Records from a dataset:
:::::

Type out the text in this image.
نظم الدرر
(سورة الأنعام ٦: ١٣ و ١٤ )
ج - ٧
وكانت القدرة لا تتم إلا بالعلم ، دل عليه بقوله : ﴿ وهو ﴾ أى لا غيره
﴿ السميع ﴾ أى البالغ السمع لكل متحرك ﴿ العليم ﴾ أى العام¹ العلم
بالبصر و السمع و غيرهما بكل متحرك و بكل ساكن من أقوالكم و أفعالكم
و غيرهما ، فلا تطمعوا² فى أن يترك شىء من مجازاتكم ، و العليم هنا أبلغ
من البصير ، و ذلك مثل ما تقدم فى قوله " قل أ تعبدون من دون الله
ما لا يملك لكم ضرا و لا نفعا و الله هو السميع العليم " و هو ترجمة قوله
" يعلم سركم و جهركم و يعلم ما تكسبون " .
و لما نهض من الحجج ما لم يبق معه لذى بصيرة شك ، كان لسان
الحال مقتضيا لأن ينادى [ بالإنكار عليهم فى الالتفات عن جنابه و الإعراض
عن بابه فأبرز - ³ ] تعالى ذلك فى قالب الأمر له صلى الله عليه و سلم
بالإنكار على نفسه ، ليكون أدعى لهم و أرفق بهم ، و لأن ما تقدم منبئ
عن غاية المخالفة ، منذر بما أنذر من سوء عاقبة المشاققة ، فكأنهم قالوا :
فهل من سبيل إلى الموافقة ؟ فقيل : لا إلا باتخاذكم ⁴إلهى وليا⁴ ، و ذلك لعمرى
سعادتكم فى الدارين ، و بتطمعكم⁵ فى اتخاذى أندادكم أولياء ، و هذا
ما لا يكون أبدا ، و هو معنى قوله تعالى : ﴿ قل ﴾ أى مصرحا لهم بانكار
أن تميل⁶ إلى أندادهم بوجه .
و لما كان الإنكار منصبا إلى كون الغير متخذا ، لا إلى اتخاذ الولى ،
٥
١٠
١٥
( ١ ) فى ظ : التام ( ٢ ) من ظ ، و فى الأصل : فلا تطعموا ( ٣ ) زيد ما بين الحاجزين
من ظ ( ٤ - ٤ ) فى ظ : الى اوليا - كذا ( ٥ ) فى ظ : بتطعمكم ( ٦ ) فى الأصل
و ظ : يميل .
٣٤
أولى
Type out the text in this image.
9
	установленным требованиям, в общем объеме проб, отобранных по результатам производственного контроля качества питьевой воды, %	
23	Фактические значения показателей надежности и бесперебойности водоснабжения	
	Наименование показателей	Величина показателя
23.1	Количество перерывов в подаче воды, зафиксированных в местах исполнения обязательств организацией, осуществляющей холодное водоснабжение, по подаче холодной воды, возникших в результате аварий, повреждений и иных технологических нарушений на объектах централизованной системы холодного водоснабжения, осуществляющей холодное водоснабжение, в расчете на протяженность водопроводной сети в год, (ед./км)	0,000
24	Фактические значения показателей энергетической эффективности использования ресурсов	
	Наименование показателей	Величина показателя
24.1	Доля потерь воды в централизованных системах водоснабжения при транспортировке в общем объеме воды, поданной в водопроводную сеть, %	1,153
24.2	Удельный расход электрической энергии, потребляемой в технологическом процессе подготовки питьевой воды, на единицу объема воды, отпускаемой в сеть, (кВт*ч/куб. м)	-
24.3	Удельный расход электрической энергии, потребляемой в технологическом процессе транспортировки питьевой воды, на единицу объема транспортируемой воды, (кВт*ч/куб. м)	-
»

:::::

Repeat the records above exactly, leaving none out.

Type out the text in this image.
نظم الدرر
(سورة الأنعام ٦: ١٣ و ١٤ )
ج - ٧
وكانت القدرة لا تتم إلا بالعلم ، دل عليه بقوله : ﴿ وهو ﴾ أى لا غيره
﴿ السميع ﴾ أى البالغ السمع لكل متحرك ﴿ العليم ﴾ أى العام¹ العلم
بالبصر و السمع و غيرهما بكل متحرك و بكل ساكن من أقوالكم و أفعالكم
و غيرهما ، فلا تطمعوا² فى أن يترك شىء من مجازاتكم ، و العليم هنا أبلغ
من البصير ، و ذلك مثل ما تقدم فى قوله " قل أ تعبدون من دون الله
ما لا يملك لكم ضرا و لا نفعا و الله هو السميع العليم " و هو ترجمة قوله
" يعلم سركم و جهركم و يعلم ما تكسبون " .
و لما نهض من الحجج ما لم يبق معه لذى بصيرة شك ، كان لسان
الحال مقتضيا لأن ينادى [ بالإنكار عليهم فى الالتفات عن جنابه و الإعراض
عن بابه فأبرز - ³ ] تعالى ذلك فى قالب الأمر له صلى الله عليه و سلم
بالإنكار على نفسه ، ليكون أدعى لهم و أرفق بهم ، و لأن ما تقدم منبئ
عن غاية المخالفة ، منذر بما أنذر من سوء عاقبة المشاققة ، فكأنهم قالوا :
فهل من سبيل إلى الموافقة ؟ فقيل : لا إلا باتخاذكم ⁴إلهى وليا⁴ ، و ذلك لعمرى
سعادتكم فى الدارين ، و بتطمعكم⁵ فى اتخاذى أندادكم أولياء ، و هذا
ما لا يكون أبدا ، و هو معنى قوله تعالى : ﴿ قل ﴾ أى مصرحا لهم بانكار
أن تميل⁶ إلى أندادهم بوجه .
و لما كان الإنكار منصبا إلى كون الغير متخذا ، لا إلى اتخاذ الولى ،
٥
١٠
١٥
( ١ ) فى ظ : التام ( ٢ ) من ظ ، و فى الأصل : فلا تطعموا ( ٣ ) زيد ما بين الحاجزين
من ظ ( ٤ - ٤ ) فى ظ : الى اوليا - كذا ( ٥ ) فى ظ : بتطعمكم ( ٦ ) فى الأصل
و ظ : يميل .
٣٤
أولى
Type out the text in this image.
9
	установленным требованиям, в общем объеме проб, отобранных по результатам производственного контроля качества питьевой воды, %	
23	Фактические значения показателей надежности и бесперебойности водоснабжения	
	Наименование показателей	Величина показателя
23.1	Количество перерывов в подаче воды, зафиксированных в местах исполнения обязательств организацией, осуществляющей холодное водоснабжение, по подаче холодной воды, возникших в результате аварий, повреждений и иных технологических нарушений на объектах централизованной системы холодного водоснабжения, осуществляющей холодное водоснабжение, в расчете на протяженность водопроводной сети в год, (ед./км)	0,000
24	Фактические значения показателей энергетической эффективности использования ресурсов	
	Наименование показателей	Величина показателя
24.1	Доля потерь воды в централизованных системах водоснабжения при транспортировке в общем объеме воды, поданной в водопроводную сеть, %	1,153
24.2	Удельный расход электрической энергии, потребляемой в технологическом процессе подготовки питьевой воды, на единицу объема воды, отпускаемой в сеть, (кВт*ч/куб. м)	-
24.3	Удельный расход электрической энергии, потребляемой в технологическом процессе транспортировки питьевой воды, на единицу объема транспортируемой воды, (кВт*ч/куб. м)	-
»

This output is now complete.